*WRITTEN REQUEST*
Copy out every line in the entries below word for word, leaving out the pictures.
▶
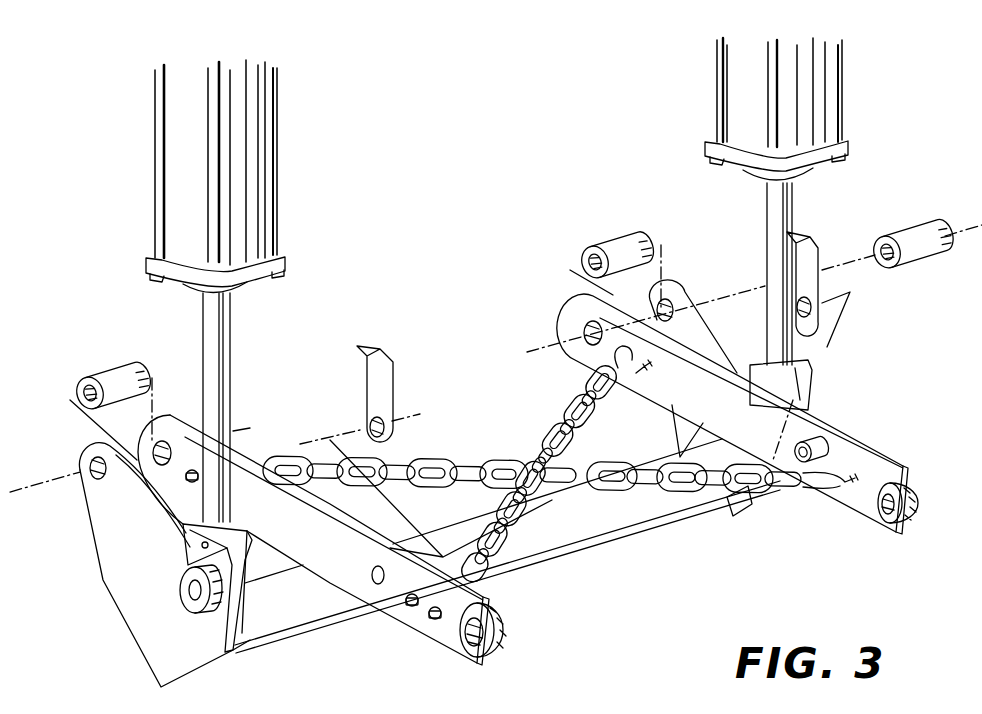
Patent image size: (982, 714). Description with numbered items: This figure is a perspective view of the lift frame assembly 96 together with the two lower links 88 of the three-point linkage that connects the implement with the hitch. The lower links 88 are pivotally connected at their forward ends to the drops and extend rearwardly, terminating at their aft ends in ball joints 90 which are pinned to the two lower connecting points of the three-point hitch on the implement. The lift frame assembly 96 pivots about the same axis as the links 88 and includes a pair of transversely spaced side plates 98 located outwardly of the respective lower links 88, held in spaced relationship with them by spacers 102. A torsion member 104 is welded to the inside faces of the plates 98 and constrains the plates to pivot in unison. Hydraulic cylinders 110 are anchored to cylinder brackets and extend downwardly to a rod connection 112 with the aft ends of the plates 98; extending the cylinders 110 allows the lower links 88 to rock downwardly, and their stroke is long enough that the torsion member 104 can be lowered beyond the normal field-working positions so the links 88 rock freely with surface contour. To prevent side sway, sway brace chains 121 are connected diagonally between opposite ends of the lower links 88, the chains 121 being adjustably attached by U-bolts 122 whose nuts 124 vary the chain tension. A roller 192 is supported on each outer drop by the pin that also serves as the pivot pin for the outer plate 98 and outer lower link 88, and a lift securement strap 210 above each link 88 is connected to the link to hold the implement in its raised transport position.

The lower links 88 is at (328, 552).
The ball joints 90 is at (503, 630).
The lift frame assembly 96 is at (134, 664).
The side plates 98 is at (142, 544).
The spacers 102 is at (122, 363).
The torsion member 104 is at (312, 605).
The hydraulic cylinders 110 is at (262, 158).
The rod connection 112 is at (180, 597).
The sway brace chains 121 is at (443, 457).
The U-bolts 122 is at (642, 368).
The nuts 124 is at (435, 620).
The roller 192 is at (930, 215).
The lift securement strap 210 is at (393, 370).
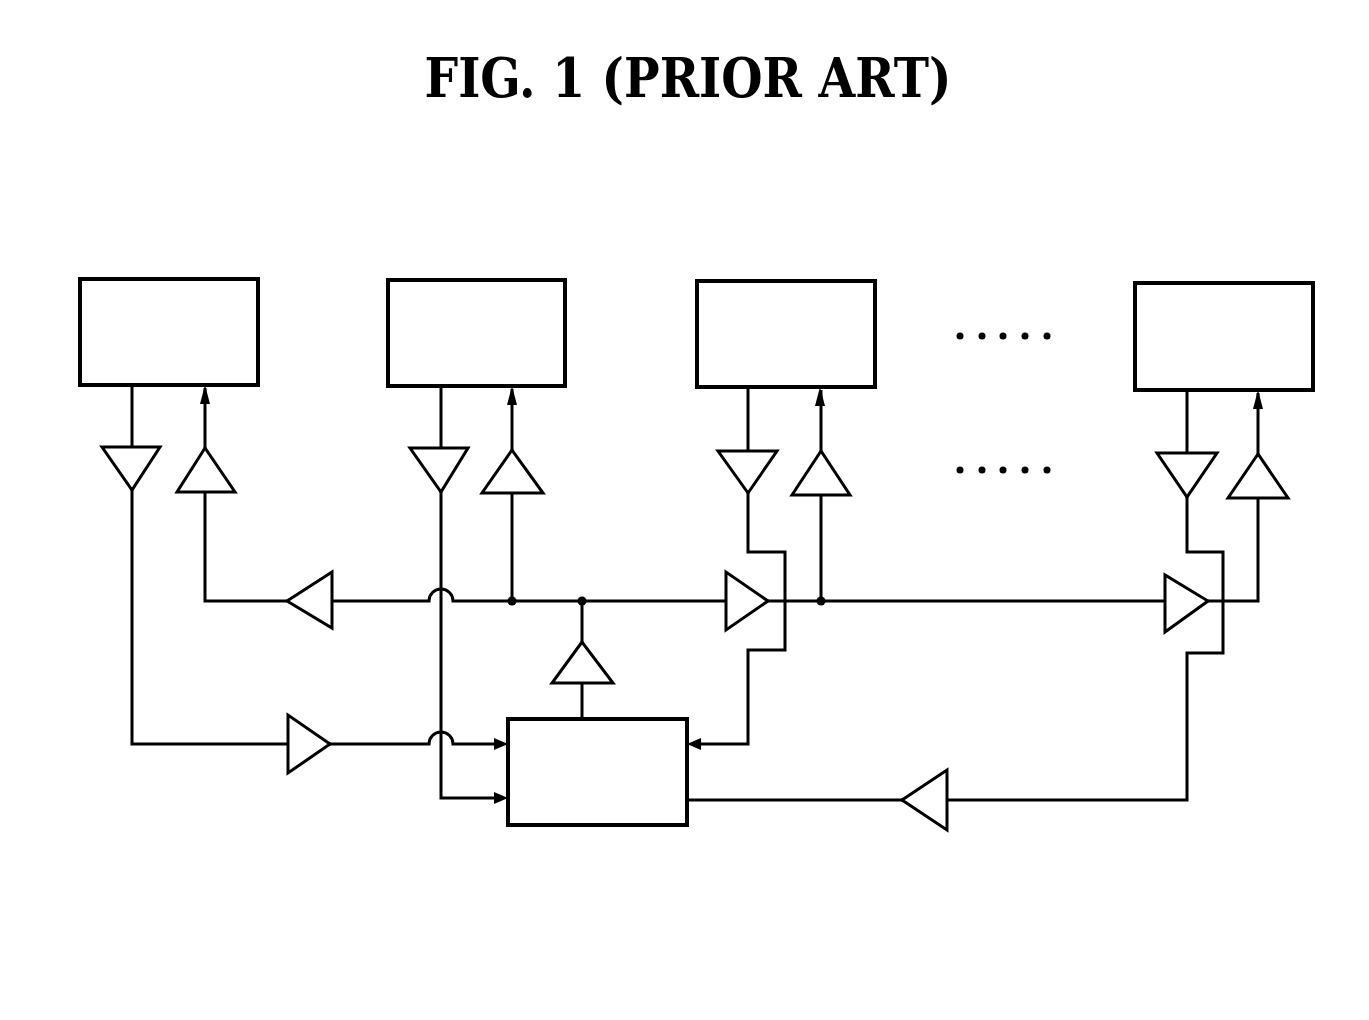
◀
*RESULT BELOW*
Patent image size: (982, 714). Description with numbered items: This figure is a perspective view of the lift frame assembly 96 together with the two lower links 88 of the three-point linkage that connects the implement with the hitch. The lower links 88 are pivotally connected at their forward ends to the drops and extend rearwardly, terminating at their aft ends in ball joints 90 which are pinned to the two lower connecting points of the three-point hitch on the implement. The lift frame assembly 96 pivots about the same axis as the links 88 and includes a pair of transversely spaced side plates 98 located outwardly of the respective lower links 88, held in spaced relationship with them by spacers 102. A torsion member 104 is welded to the inside faces of the plates 98 and constrains the plates to pivot in unison. Hydraulic cylinders 110 are anchored to cylinder brackets and extend downwardly to a rod connection 112 with the aft ends of the plates 98; extending the cylinders 110 allows the lower links 88 to rock downwardly, and their stroke is long enough that the torsion member 104 can be lowered beyond the normal field-working positions so the links 88 rock freely with surface contour. To prevent side sway, sway brace chains 121 are connected diagonally between opposite ends of the lower links 88, the chains 121 being adjustably attached by U-bolts 122 whose nuts 124 vary the chain tension. A roller 192 is supported on each outer drop by the pin that also serves as the pivot pin for the outer plate 98 and outer lower link 88, and a lift securement strap 210 above each link 88 is connected to the link to hold the implement in its raised transport position.

The lower links 88 is at (328, 552).
The ball joints 90 is at (503, 630).
The lift frame assembly 96 is at (134, 664).
The side plates 98 is at (142, 544).
The spacers 102 is at (122, 363).
The torsion member 104 is at (312, 605).
The hydraulic cylinders 110 is at (262, 158).
The rod connection 112 is at (180, 597).
The sway brace chains 121 is at (443, 457).
The U-bolts 122 is at (642, 368).
The nuts 124 is at (435, 620).
The roller 192 is at (930, 215).
The lift securement strap 210 is at (393, 370).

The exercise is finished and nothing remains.